Figure collection entries:
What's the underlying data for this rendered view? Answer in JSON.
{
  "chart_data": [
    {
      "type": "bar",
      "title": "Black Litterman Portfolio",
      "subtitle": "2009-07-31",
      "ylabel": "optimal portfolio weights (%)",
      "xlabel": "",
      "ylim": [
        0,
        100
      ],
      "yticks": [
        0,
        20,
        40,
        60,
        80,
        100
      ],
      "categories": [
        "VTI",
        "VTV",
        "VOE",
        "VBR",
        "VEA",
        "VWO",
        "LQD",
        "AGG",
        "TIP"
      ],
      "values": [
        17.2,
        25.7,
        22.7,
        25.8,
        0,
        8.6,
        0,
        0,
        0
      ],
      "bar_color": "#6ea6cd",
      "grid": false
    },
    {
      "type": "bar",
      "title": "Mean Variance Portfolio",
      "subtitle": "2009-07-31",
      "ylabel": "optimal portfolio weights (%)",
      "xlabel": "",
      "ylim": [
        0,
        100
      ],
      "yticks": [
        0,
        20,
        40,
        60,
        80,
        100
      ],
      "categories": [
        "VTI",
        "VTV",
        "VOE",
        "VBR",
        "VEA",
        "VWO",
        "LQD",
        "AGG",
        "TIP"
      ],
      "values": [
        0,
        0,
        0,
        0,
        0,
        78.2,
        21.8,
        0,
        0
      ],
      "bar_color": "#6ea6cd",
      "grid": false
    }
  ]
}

## To do
Retype every entry above, word for word.

## Reply to the exercise
What's the underlying data for this rendered view? Answer in JSON.
{
  "chart_data": [
    {
      "type": "bar",
      "title": "Black Litterman Portfolio",
      "subtitle": "2009-07-31",
      "ylabel": "optimal portfolio weights (%)",
      "xlabel": "",
      "ylim": [
        0,
        100
      ],
      "yticks": [
        0,
        20,
        40,
        60,
        80,
        100
      ],
      "categories": [
        "VTI",
        "VTV",
        "VOE",
        "VBR",
        "VEA",
        "VWO",
        "LQD",
        "AGG",
        "TIP"
      ],
      "values": [
        17.2,
        25.7,
        22.7,
        25.8,
        0,
        8.6,
        0,
        0,
        0
      ],
      "bar_color": "#6ea6cd",
      "grid": false
    },
    {
      "type": "bar",
      "title": "Mean Variance Portfolio",
      "subtitle": "2009-07-31",
      "ylabel": "optimal portfolio weights (%)",
      "xlabel": "",
      "ylim": [
        0,
        100
      ],
      "yticks": [
        0,
        20,
        40,
        60,
        80,
        100
      ],
      "categories": [
        "VTI",
        "VTV",
        "VOE",
        "VBR",
        "VEA",
        "VWO",
        "LQD",
        "AGG",
        "TIP"
      ],
      "values": [
        0,
        0,
        0,
        0,
        0,
        78.2,
        21.8,
        0,
        0
      ],
      "bar_color": "#6ea6cd",
      "grid": false
    }
  ]
}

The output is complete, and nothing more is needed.